Records provided ->
● ● ●

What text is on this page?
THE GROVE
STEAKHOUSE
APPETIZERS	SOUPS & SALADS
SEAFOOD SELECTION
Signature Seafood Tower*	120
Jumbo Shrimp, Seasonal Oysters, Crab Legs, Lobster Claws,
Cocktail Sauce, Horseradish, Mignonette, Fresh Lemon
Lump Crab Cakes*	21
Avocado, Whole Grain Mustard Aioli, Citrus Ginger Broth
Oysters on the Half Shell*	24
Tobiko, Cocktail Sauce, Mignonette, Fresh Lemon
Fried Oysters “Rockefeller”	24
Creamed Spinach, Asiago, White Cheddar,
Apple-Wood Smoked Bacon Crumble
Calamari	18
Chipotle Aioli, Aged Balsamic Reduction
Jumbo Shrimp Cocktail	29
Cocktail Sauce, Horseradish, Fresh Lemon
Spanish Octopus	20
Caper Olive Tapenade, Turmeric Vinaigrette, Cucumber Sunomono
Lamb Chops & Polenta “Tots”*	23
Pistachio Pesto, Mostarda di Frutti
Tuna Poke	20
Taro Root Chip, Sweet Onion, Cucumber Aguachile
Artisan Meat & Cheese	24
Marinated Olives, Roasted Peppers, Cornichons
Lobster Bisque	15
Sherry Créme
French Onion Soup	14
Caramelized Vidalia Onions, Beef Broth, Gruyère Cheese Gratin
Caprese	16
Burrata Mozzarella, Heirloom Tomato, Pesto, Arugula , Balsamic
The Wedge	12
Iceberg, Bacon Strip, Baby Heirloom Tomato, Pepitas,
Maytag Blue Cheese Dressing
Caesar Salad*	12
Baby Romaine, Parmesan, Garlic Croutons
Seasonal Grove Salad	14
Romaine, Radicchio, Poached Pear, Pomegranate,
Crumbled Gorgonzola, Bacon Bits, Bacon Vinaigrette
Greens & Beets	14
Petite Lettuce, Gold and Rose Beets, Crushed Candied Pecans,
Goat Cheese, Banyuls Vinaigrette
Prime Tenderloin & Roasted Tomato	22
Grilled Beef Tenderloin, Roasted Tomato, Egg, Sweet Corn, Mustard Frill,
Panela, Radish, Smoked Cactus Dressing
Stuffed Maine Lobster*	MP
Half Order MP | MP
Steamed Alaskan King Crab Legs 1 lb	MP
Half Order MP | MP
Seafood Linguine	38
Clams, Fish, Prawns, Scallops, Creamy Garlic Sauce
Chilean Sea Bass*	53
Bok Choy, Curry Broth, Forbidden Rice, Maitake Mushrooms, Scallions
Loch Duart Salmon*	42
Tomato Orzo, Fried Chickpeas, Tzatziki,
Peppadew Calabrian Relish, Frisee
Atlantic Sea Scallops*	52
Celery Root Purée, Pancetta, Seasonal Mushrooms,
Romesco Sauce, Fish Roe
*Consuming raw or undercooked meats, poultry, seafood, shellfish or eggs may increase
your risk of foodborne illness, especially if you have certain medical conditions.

● ● ●

What you should do ->
Write out all the data again, exactly as it appears.

Completed exercise ->
What text is on this page?
THE GROVE
STEAKHOUSE
APPETIZERS	SOUPS & SALADS
SEAFOOD SELECTION
Signature Seafood Tower*	120
Jumbo Shrimp, Seasonal Oysters, Crab Legs, Lobster Claws,
Cocktail Sauce, Horseradish, Mignonette, Fresh Lemon
Lump Crab Cakes*	21
Avocado, Whole Grain Mustard Aioli, Citrus Ginger Broth
Oysters on the Half Shell*	24
Tobiko, Cocktail Sauce, Mignonette, Fresh Lemon
Fried Oysters “Rockefeller”	24
Creamed Spinach, Asiago, White Cheddar,
Apple-Wood Smoked Bacon Crumble
Calamari	18
Chipotle Aioli, Aged Balsamic Reduction
Jumbo Shrimp Cocktail	29
Cocktail Sauce, Horseradish, Fresh Lemon
Spanish Octopus	20
Caper Olive Tapenade, Turmeric Vinaigrette, Cucumber Sunomono
Lamb Chops & Polenta “Tots”*	23
Pistachio Pesto, Mostarda di Frutti
Tuna Poke	20
Taro Root Chip, Sweet Onion, Cucumber Aguachile
Artisan Meat & Cheese	24
Marinated Olives, Roasted Peppers, Cornichons
Lobster Bisque	15
Sherry Créme
French Onion Soup	14
Caramelized Vidalia Onions, Beef Broth, Gruyère Cheese Gratin
Caprese	16
Burrata Mozzarella, Heirloom Tomato, Pesto, Arugula , Balsamic
The Wedge	12
Iceberg, Bacon Strip, Baby Heirloom Tomato, Pepitas,
Maytag Blue Cheese Dressing
Caesar Salad*	12
Baby Romaine, Parmesan, Garlic Croutons
Seasonal Grove Salad	14
Romaine, Radicchio, Poached Pear, Pomegranate,
Crumbled Gorgonzola, Bacon Bits, Bacon Vinaigrette
Greens & Beets	14
Petite Lettuce, Gold and Rose Beets, Crushed Candied Pecans,
Goat Cheese, Banyuls Vinaigrette
Prime Tenderloin & Roasted Tomato	22
Grilled Beef Tenderloin, Roasted Tomato, Egg, Sweet Corn, Mustard Frill,
Panela, Radish, Smoked Cactus Dressing
Stuffed Maine Lobster*	MP
Half Order MP | MP
Steamed Alaskan King Crab Legs 1 lb	MP
Half Order MP | MP
Seafood Linguine	38
Clams, Fish, Prawns, Scallops, Creamy Garlic Sauce
Chilean Sea Bass*	53
Bok Choy, Curry Broth, Forbidden Rice, Maitake Mushrooms, Scallions
Loch Duart Salmon*	42
Tomato Orzo, Fried Chickpeas, Tzatziki,
Peppadew Calabrian Relish, Frisee
Atlantic Sea Scallops*	52
Celery Root Purée, Pancetta, Seasonal Mushrooms,
Romesco Sauce, Fish Roe
*Consuming raw or undercooked meats, poultry, seafood, shellfish or eggs may increase
your risk of foodborne illness, especially if you have certain medical conditions.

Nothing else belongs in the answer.